__Task to complete__:
Write the material out again in full, word for word. Do not include the pictures.
______________________________
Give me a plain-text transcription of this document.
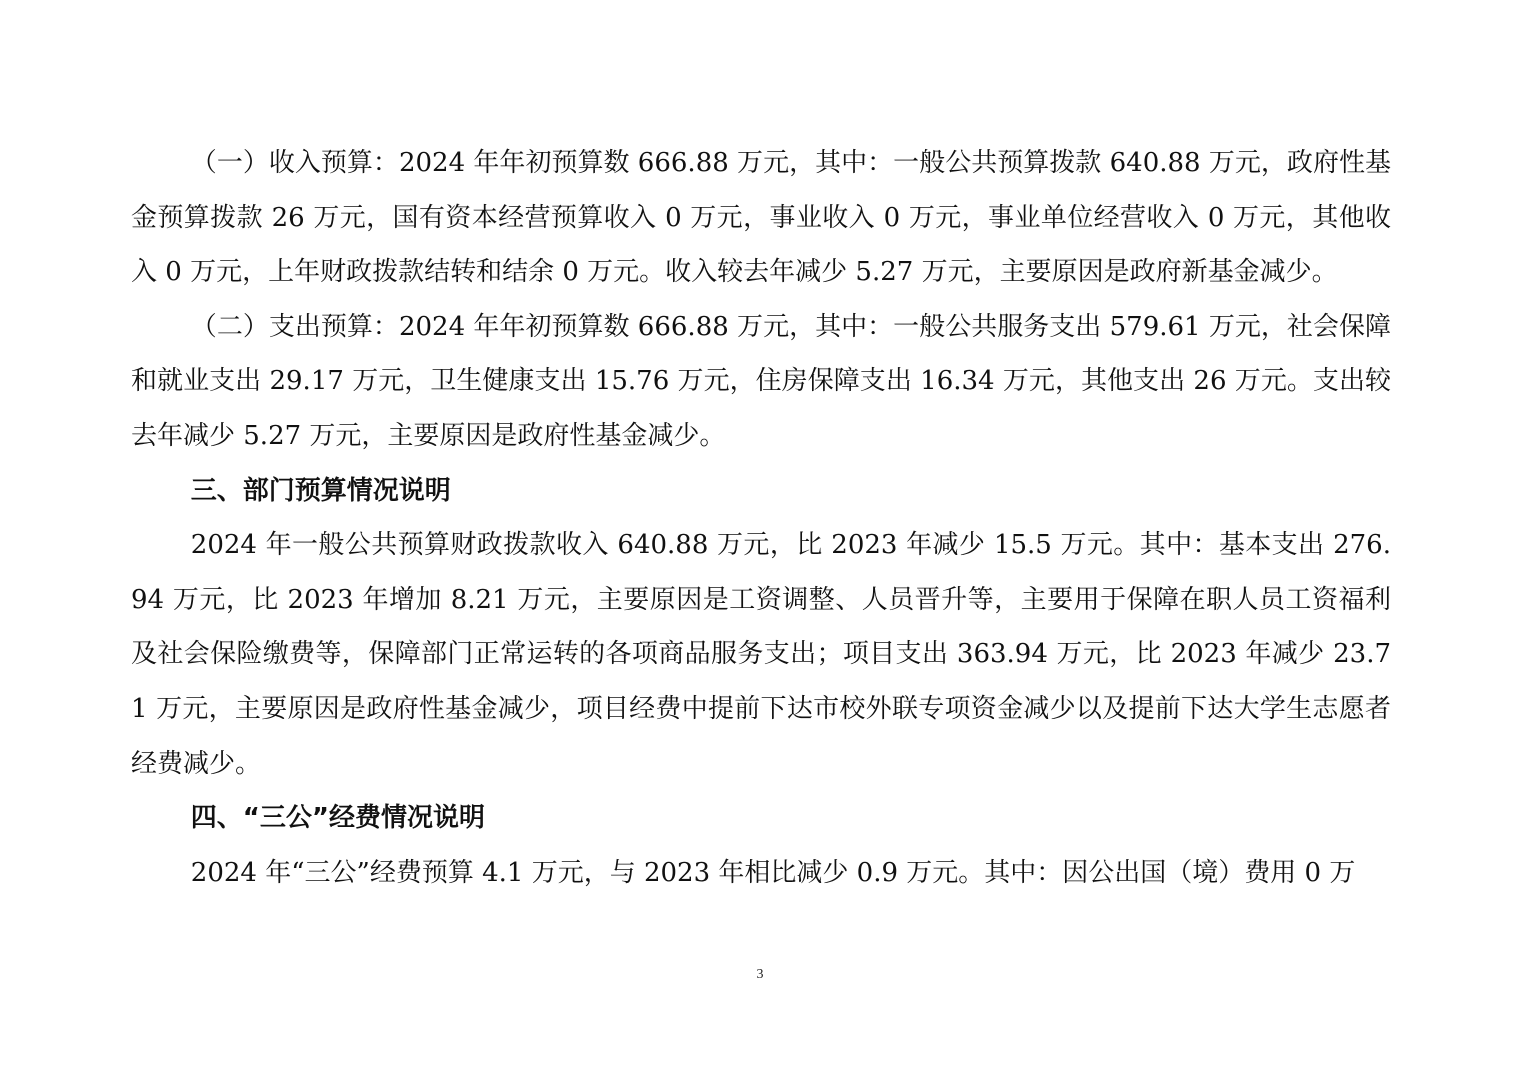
（一）收入预算：2024 年年初预算数 666.88 万元，其中：一般公共预算拨款 640.88 万元，政府性基金预算拨款 26 万元，国有资本经营预算收入 0 万元，事业收入 0 万元，事业单位经营收入 0 万元，其他收入 0 万元，上年财政拨款结转和结余 0 万元。收入较去年减少 5.27 万元，主要原因是政府新基金减少。

（二）支出预算：2024 年年初预算数 666.88 万元，其中：一般公共服务支出 579.61 万元，社会保障和就业支出 29.17 万元，卫生健康支出 15.76 万元，住房保障支出 16.34 万元，其他支出 26 万元。支出较去年减少 5.27 万元，主要原因是政府性基金减少。

三、部门预算情况说明

2024 年一般公共预算财政拨款收入 640.88 万元，比 2023 年减少 15.5 万元。其中：基本支出 276.94 万元，比 2023 年增加 8.21 万元，主要原因是工资调整、人员晋升等，主要用于保障在职人员工资福利及社会保险缴费等，保障部门正常运转的各项商品服务支出；项目支出 363.94 万元，比 2023 年减少 23.71 万元，主要原因是政府性基金减少，项目经费中提前下达市校外联专项资金减少以及提前下达大学生志愿者经费减少。

四、“三公”经费情况说明

2024 年“三公”经费预算 4.1 万元，与 2023 年相比减少 0.9 万元。其中：因公出国（境）费用 0 万

3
______________________________
__Task answer__:
Give me a plain-text transcription of this document.
（一）收入预算：2024 年年初预算数 666.88 万元，其中：一般公共预算拨款 640.88 万元，政府性基金预算拨款 26 万元，国有资本经营预算收入 0 万元，事业收入 0 万元，事业单位经营收入 0 万元，其他收入 0 万元，上年财政拨款结转和结余 0 万元。收入较去年减少 5.27 万元，主要原因是政府新基金减少。

（二）支出预算：2024 年年初预算数 666.88 万元，其中：一般公共服务支出 579.61 万元，社会保障和就业支出 29.17 万元，卫生健康支出 15.76 万元，住房保障支出 16.34 万元，其他支出 26 万元。支出较去年减少 5.27 万元，主要原因是政府性基金减少。

三、部门预算情况说明

2024 年一般公共预算财政拨款收入 640.88 万元，比 2023 年减少 15.5 万元。其中：基本支出 276.94 万元，比 2023 年增加 8.21 万元，主要原因是工资调整、人员晋升等，主要用于保障在职人员工资福利及社会保险缴费等，保障部门正常运转的各项商品服务支出；项目支出 363.94 万元，比 2023 年减少 23.71 万元，主要原因是政府性基金减少，项目经费中提前下达市校外联专项资金减少以及提前下达大学生志愿者经费减少。

四、“三公”经费情况说明

2024 年“三公”经费预算 4.1 万元，与 2023 年相比减少 0.9 万元。其中：因公出国（境）费用 0 万

3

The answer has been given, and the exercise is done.